(Records from a collection of figures)

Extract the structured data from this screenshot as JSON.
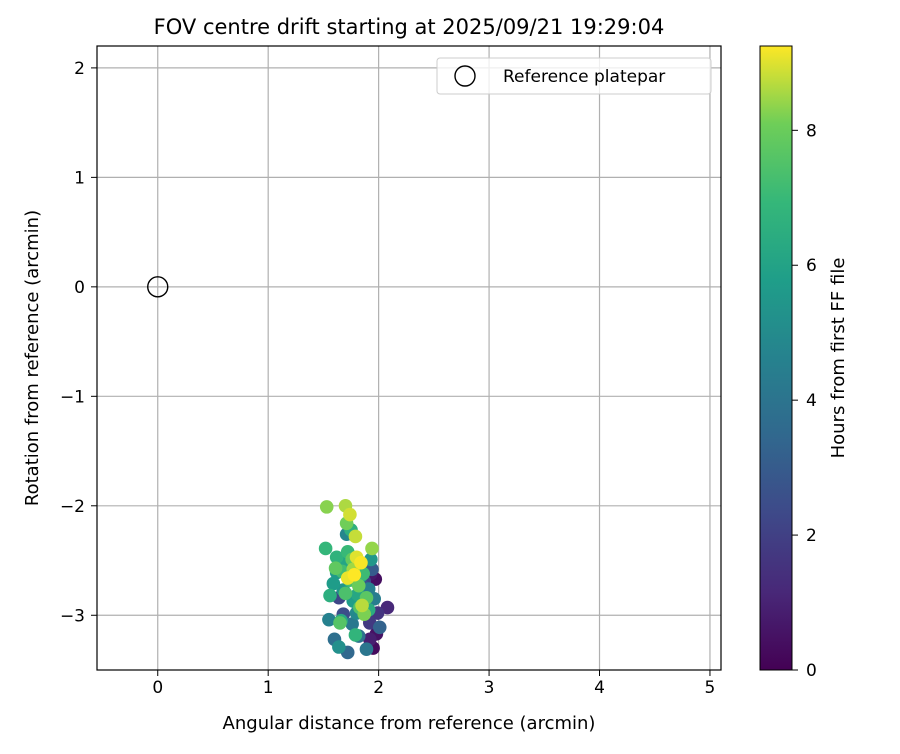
{
  "chart_data": {
    "type": "scatter",
    "title": "FOV centre drift starting at 2025/09/21 19:29:04",
    "xlabel": "Angular distance from reference (arcmin)",
    "ylabel": "Rotation from reference (arcmin)",
    "xlim": [
      -0.55,
      5.1
    ],
    "ylim": [
      -3.5,
      2.2
    ],
    "xticks": [
      0,
      1,
      2,
      3,
      4,
      5
    ],
    "yticks": [
      -3,
      -2,
      -1,
      0,
      1,
      2
    ],
    "xtick_labels": [
      "0",
      "1",
      "2",
      "3",
      "4",
      "5"
    ],
    "ytick_labels": [
      "−3",
      "−2",
      "−1",
      "0",
      "1",
      "2"
    ],
    "grid": true,
    "legend": {
      "position": "top-right",
      "entries": [
        "Reference platepar"
      ]
    },
    "reference_point": {
      "x": 0,
      "y": 0,
      "label": "Reference platepar"
    },
    "colorbar": {
      "label": "Hours from first FF file",
      "range": [
        0,
        9.25
      ],
      "ticks": [
        0,
        2,
        4,
        6,
        8
      ],
      "tick_labels": [
        "0",
        "2",
        "4",
        "6",
        "8"
      ],
      "colormap": "viridis"
    },
    "points": [
      {
        "x": 1.95,
        "y": -3.3,
        "h": 0.3
      },
      {
        "x": 1.98,
        "y": -3.17,
        "h": 0.5
      },
      {
        "x": 1.92,
        "y": -3.22,
        "h": 0.9
      },
      {
        "x": 2.08,
        "y": -2.93,
        "h": 1.2
      },
      {
        "x": 1.97,
        "y": -2.67,
        "h": 0.4
      },
      {
        "x": 1.93,
        "y": -2.62,
        "h": 0.7
      },
      {
        "x": 1.88,
        "y": -2.99,
        "h": 1.0
      },
      {
        "x": 1.99,
        "y": -2.98,
        "h": 1.6
      },
      {
        "x": 1.92,
        "y": -3.07,
        "h": 1.8
      },
      {
        "x": 1.87,
        "y": -2.69,
        "h": 2.1
      },
      {
        "x": 1.64,
        "y": -2.84,
        "h": 2.2
      },
      {
        "x": 1.68,
        "y": -2.99,
        "h": 2.5
      },
      {
        "x": 1.85,
        "y": -2.73,
        "h": 2.7
      },
      {
        "x": 1.94,
        "y": -2.58,
        "h": 3.0
      },
      {
        "x": 2.01,
        "y": -3.11,
        "h": 3.3
      },
      {
        "x": 1.72,
        "y": -3.34,
        "h": 3.5
      },
      {
        "x": 1.6,
        "y": -3.22,
        "h": 3.8
      },
      {
        "x": 1.82,
        "y": -3.19,
        "h": 3.9
      },
      {
        "x": 1.89,
        "y": -3.31,
        "h": 4.1
      },
      {
        "x": 1.76,
        "y": -3.08,
        "h": 4.2
      },
      {
        "x": 1.96,
        "y": -2.85,
        "h": 4.4
      },
      {
        "x": 1.91,
        "y": -2.76,
        "h": 4.5
      },
      {
        "x": 1.55,
        "y": -3.04,
        "h": 4.6
      },
      {
        "x": 1.71,
        "y": -2.26,
        "h": 4.8
      },
      {
        "x": 1.8,
        "y": -2.98,
        "h": 4.9
      },
      {
        "x": 1.86,
        "y": -2.92,
        "h": 5.0
      },
      {
        "x": 1.64,
        "y": -3.29,
        "h": 5.2
      },
      {
        "x": 1.78,
        "y": -2.56,
        "h": 5.3
      },
      {
        "x": 1.68,
        "y": -2.77,
        "h": 5.4
      },
      {
        "x": 1.93,
        "y": -2.49,
        "h": 5.5
      },
      {
        "x": 1.62,
        "y": -2.61,
        "h": 5.6
      },
      {
        "x": 1.59,
        "y": -2.71,
        "h": 5.7
      },
      {
        "x": 1.77,
        "y": -2.87,
        "h": 5.8
      },
      {
        "x": 1.84,
        "y": -2.64,
        "h": 5.9
      },
      {
        "x": 1.73,
        "y": -2.45,
        "h": 6.0
      },
      {
        "x": 1.69,
        "y": -2.54,
        "h": 6.1
      },
      {
        "x": 1.81,
        "y": -2.81,
        "h": 6.2
      },
      {
        "x": 1.66,
        "y": -3.05,
        "h": 6.3
      },
      {
        "x": 1.91,
        "y": -2.95,
        "h": 6.4
      },
      {
        "x": 1.56,
        "y": -2.82,
        "h": 6.5
      },
      {
        "x": 1.75,
        "y": -2.22,
        "h": 6.6
      },
      {
        "x": 1.62,
        "y": -2.47,
        "h": 6.7
      },
      {
        "x": 1.79,
        "y": -3.18,
        "h": 6.8
      },
      {
        "x": 1.52,
        "y": -2.39,
        "h": 6.9
      },
      {
        "x": 1.72,
        "y": -2.42,
        "h": 7.0
      },
      {
        "x": 1.86,
        "y": -2.62,
        "h": 7.1
      },
      {
        "x": 1.67,
        "y": -2.6,
        "h": 7.2
      },
      {
        "x": 1.74,
        "y": -2.68,
        "h": 7.3
      },
      {
        "x": 1.7,
        "y": -2.8,
        "h": 7.4
      },
      {
        "x": 1.83,
        "y": -2.93,
        "h": 7.5
      },
      {
        "x": 1.65,
        "y": -3.07,
        "h": 7.6
      },
      {
        "x": 1.89,
        "y": -2.84,
        "h": 7.7
      },
      {
        "x": 1.61,
        "y": -2.57,
        "h": 7.8
      },
      {
        "x": 1.76,
        "y": -2.49,
        "h": 7.9
      },
      {
        "x": 1.82,
        "y": -2.73,
        "h": 8.0
      },
      {
        "x": 1.71,
        "y": -2.16,
        "h": 8.1
      },
      {
        "x": 1.87,
        "y": -2.99,
        "h": 8.2
      },
      {
        "x": 1.53,
        "y": -2.01,
        "h": 8.3
      },
      {
        "x": 1.94,
        "y": -2.39,
        "h": 8.4
      },
      {
        "x": 1.77,
        "y": -2.58,
        "h": 8.5
      },
      {
        "x": 1.7,
        "y": -2.0,
        "h": 8.6
      },
      {
        "x": 1.85,
        "y": -2.91,
        "h": 8.7
      },
      {
        "x": 1.79,
        "y": -2.28,
        "h": 8.8
      },
      {
        "x": 1.74,
        "y": -2.08,
        "h": 8.9
      },
      {
        "x": 1.8,
        "y": -2.47,
        "h": 9.0
      },
      {
        "x": 1.72,
        "y": -2.66,
        "h": 9.1
      },
      {
        "x": 1.84,
        "y": -2.52,
        "h": 9.2
      },
      {
        "x": 1.78,
        "y": -2.63,
        "h": 9.25
      }
    ]
  }
}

Short exercise: Return every line above that contains the word "platepar".

Result below:
        "Reference platepar"
      "label": "Reference platepar"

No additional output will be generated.